▶ [Goal]
Copy out all lines carrying the word "name".

▶ [Given data]

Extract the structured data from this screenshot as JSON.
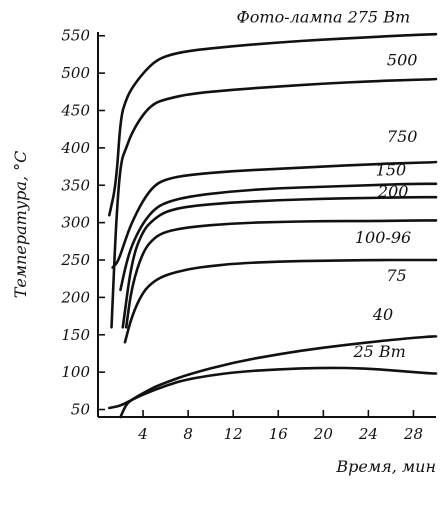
{
  "chart_data": {
    "type": "line",
    "xlabel": "Время, мин",
    "ylabel": "Температура, °C",
    "xlim": [
      0,
      30
    ],
    "ylim": [
      40,
      555
    ],
    "xticks": [
      4,
      8,
      12,
      16,
      20,
      24,
      28
    ],
    "xtick_labels": [
      "4",
      "8",
      "12",
      "16",
      "20",
      "24",
      "28"
    ],
    "yticks": [
      50,
      100,
      150,
      200,
      250,
      300,
      350,
      400,
      450,
      500,
      550
    ],
    "ytick_labels": [
      "50",
      "100",
      "150",
      "200",
      "250",
      "300",
      "350",
      "400",
      "450",
      "500",
      "550"
    ],
    "grid": false,
    "legend": "none",
    "series": [
      {
        "name": "Фото-лампа 275 Вт",
        "label_at": [
          20,
          568
        ],
        "x": [
          1.0,
          1.6,
          2.0,
          2.5,
          3.0,
          4.0,
          5.0,
          6.0,
          8.0,
          12.0,
          16.0,
          20.0,
          24.0,
          28.0,
          30.0
        ],
        "y": [
          310,
          350,
          440,
          465,
          480,
          500,
          515,
          523,
          530,
          536,
          541,
          545,
          548,
          551,
          552
        ]
      },
      {
        "name": "500",
        "label_at": [
          27,
          510
        ],
        "x": [
          1.2,
          1.6,
          2.0,
          2.5,
          3.0,
          4.0,
          5.0,
          6.0,
          8.0,
          12.0,
          16.0,
          20.0,
          24.0,
          28.0,
          30.0
        ],
        "y": [
          160,
          300,
          380,
          400,
          420,
          445,
          460,
          465,
          472,
          478,
          482,
          486,
          489,
          491,
          492
        ]
      },
      {
        "name": "750",
        "label_at": [
          27,
          408
        ],
        "x": [
          1.3,
          1.8,
          2.5,
          3.0,
          4.0,
          5.0,
          6.0,
          8.0,
          12.0,
          16.0,
          20.0,
          24.0,
          28.0,
          30.0
        ],
        "y": [
          240,
          248,
          280,
          300,
          330,
          350,
          358,
          364,
          369,
          372,
          375,
          378,
          380,
          381
        ]
      },
      {
        "name": "150",
        "label_at": [
          26,
          363
        ],
        "x": [
          2.0,
          2.5,
          3.0,
          4.0,
          5.0,
          6.0,
          8.0,
          12.0,
          16.0,
          20.0,
          24.0,
          28.0,
          30.0
        ],
        "y": [
          210,
          245,
          270,
          300,
          318,
          327,
          335,
          342,
          346,
          348,
          350,
          352,
          352
        ]
      },
      {
        "name": "200",
        "label_at": [
          26.2,
          334
        ],
        "x": [
          2.2,
          3.0,
          4.0,
          5.0,
          6.0,
          8.0,
          12.0,
          16.0,
          20.0,
          24.0,
          28.0,
          30.0
        ],
        "y": [
          160,
          250,
          290,
          305,
          315,
          322,
          327,
          330,
          332,
          333,
          334,
          334
        ]
      },
      {
        "name": "100-96",
        "label_at": [
          25.3,
          273
        ],
        "x": [
          2.5,
          3.0,
          4.0,
          5.0,
          6.0,
          8.0,
          12.0,
          16.0,
          20.0,
          24.0,
          28.0,
          30.0
        ],
        "y": [
          160,
          215,
          262,
          280,
          288,
          294,
          299,
          301,
          302,
          302,
          303,
          303
        ]
      },
      {
        "name": "75",
        "label_at": [
          26.5,
          222
        ],
        "x": [
          2.4,
          3.0,
          4.0,
          5.0,
          6.0,
          8.0,
          10.0,
          12.0,
          16.0,
          20.0,
          24.0,
          28.0,
          30.0
        ],
        "y": [
          140,
          175,
          208,
          222,
          230,
          238,
          242,
          245,
          248,
          249,
          250,
          250,
          250
        ]
      },
      {
        "name": "40",
        "label_at": [
          25.3,
          170
        ],
        "x": [
          2.0,
          2.5,
          3.0,
          4.0,
          5.0,
          6.0,
          8.0,
          12.0,
          16.0,
          20.0,
          24.0,
          28.0,
          30.0
        ],
        "y": [
          40,
          57,
          63,
          72,
          80,
          86,
          97,
          113,
          124,
          133,
          140,
          146,
          148
        ]
      },
      {
        "name": "25 Вт",
        "label_at": [
          25,
          120
        ],
        "x": [
          1.0,
          2.0,
          3.0,
          4.0,
          6.0,
          8.0,
          12.0,
          16.0,
          20.0,
          24.0,
          28.0,
          30.0
        ],
        "y": [
          52,
          55,
          63,
          70,
          82,
          91,
          100,
          104,
          106,
          105,
          100,
          98
        ]
      }
    ]
  }
}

▶ [The result]
        "name": "Фото-лампа 275 Вт",
        "name": "500",
        "name": "750",
        "name": "150",
        "name": "200",
        "name": "100-96",
        "name": "75",
        "name": "40",
        "name": "25 Вт",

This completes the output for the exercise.